■ MATERIAL TO PROCESS ■
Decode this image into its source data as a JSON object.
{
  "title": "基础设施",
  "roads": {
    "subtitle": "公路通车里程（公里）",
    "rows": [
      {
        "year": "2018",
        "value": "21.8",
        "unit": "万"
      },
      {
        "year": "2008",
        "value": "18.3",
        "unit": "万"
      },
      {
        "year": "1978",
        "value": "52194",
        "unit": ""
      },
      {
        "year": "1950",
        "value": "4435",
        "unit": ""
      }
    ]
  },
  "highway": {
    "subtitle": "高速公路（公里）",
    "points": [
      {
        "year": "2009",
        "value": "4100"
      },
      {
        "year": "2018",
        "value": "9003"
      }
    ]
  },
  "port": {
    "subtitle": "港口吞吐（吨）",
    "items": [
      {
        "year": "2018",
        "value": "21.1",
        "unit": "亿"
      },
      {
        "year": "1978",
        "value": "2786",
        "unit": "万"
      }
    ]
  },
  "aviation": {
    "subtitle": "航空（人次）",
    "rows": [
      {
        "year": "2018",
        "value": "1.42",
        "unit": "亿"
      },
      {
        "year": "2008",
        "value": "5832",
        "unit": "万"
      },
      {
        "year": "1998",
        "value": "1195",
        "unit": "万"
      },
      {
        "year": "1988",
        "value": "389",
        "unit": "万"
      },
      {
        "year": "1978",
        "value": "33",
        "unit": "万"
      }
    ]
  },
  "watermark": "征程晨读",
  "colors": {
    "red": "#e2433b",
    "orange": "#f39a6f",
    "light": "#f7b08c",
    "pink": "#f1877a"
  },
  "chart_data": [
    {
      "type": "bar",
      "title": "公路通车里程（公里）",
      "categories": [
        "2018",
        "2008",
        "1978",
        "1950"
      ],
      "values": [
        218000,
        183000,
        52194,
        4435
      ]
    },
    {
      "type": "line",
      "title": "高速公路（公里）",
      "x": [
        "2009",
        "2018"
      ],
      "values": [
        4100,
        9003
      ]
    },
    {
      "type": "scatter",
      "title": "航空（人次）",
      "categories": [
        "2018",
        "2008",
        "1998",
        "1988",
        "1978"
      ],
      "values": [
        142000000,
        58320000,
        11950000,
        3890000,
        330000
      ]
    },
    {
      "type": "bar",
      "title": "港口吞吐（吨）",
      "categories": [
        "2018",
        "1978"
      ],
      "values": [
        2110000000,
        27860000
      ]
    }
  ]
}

■ SET EXERCISE ■
Print back all the lines verbatim.

■ WRITTEN RESPONSE ■
Decode this image into its source data as a JSON object.
{
  "title": "基础设施",
  "roads": {
    "subtitle": "公路通车里程（公里）",
    "rows": [
      {
        "year": "2018",
        "value": "21.8",
        "unit": "万"
      },
      {
        "year": "2008",
        "value": "18.3",
        "unit": "万"
      },
      {
        "year": "1978",
        "value": "52194",
        "unit": ""
      },
      {
        "year": "1950",
        "value": "4435",
        "unit": ""
      }
    ]
  },
  "highway": {
    "subtitle": "高速公路（公里）",
    "points": [
      {
        "year": "2009",
        "value": "4100"
      },
      {
        "year": "2018",
        "value": "9003"
      }
    ]
  },
  "port": {
    "subtitle": "港口吞吐（吨）",
    "items": [
      {
        "year": "2018",
        "value": "21.1",
        "unit": "亿"
      },
      {
        "year": "1978",
        "value": "2786",
        "unit": "万"
      }
    ]
  },
  "aviation": {
    "subtitle": "航空（人次）",
    "rows": [
      {
        "year": "2018",
        "value": "1.42",
        "unit": "亿"
      },
      {
        "year": "2008",
        "value": "5832",
        "unit": "万"
      },
      {
        "year": "1998",
        "value": "1195",
        "unit": "万"
      },
      {
        "year": "1988",
        "value": "389",
        "unit": "万"
      },
      {
        "year": "1978",
        "value": "33",
        "unit": "万"
      }
    ]
  },
  "watermark": "征程晨读",
  "colors": {
    "red": "#e2433b",
    "orange": "#f39a6f",
    "light": "#f7b08c",
    "pink": "#f1877a"
  },
  "chart_data": [
    {
      "type": "bar",
      "title": "公路通车里程（公里）",
      "categories": [
        "2018",
        "2008",
        "1978",
        "1950"
      ],
      "values": [
        218000,
        183000,
        52194,
        4435
      ]
    },
    {
      "type": "line",
      "title": "高速公路（公里）",
      "x": [
        "2009",
        "2018"
      ],
      "values": [
        4100,
        9003
      ]
    },
    {
      "type": "scatter",
      "title": "航空（人次）",
      "categories": [
        "2018",
        "2008",
        "1998",
        "1988",
        "1978"
      ],
      "values": [
        142000000,
        58320000,
        11950000,
        3890000,
        330000
      ]
    },
    {
      "type": "bar",
      "title": "港口吞吐（吨）",
      "categories": [
        "2018",
        "1978"
      ],
      "values": [
        2110000000,
        27860000
      ]
    }
  ]
}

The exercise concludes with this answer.